»»

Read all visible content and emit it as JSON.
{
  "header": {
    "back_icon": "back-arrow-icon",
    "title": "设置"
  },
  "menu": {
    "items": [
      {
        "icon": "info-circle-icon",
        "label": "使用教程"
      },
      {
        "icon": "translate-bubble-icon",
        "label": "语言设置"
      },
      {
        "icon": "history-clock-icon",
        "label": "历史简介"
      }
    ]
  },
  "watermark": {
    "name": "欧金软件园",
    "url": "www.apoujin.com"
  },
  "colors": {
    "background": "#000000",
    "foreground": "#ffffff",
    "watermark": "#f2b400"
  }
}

««

▶ [INSTRUCTION] Show every line where the string "icon" appears.

▶ [SOLUTION]
    "back_icon": "back-arrow-icon",
        "icon": "info-circle-icon",
        "icon": "translate-bubble-icon",
        "icon": "history-clock-icon",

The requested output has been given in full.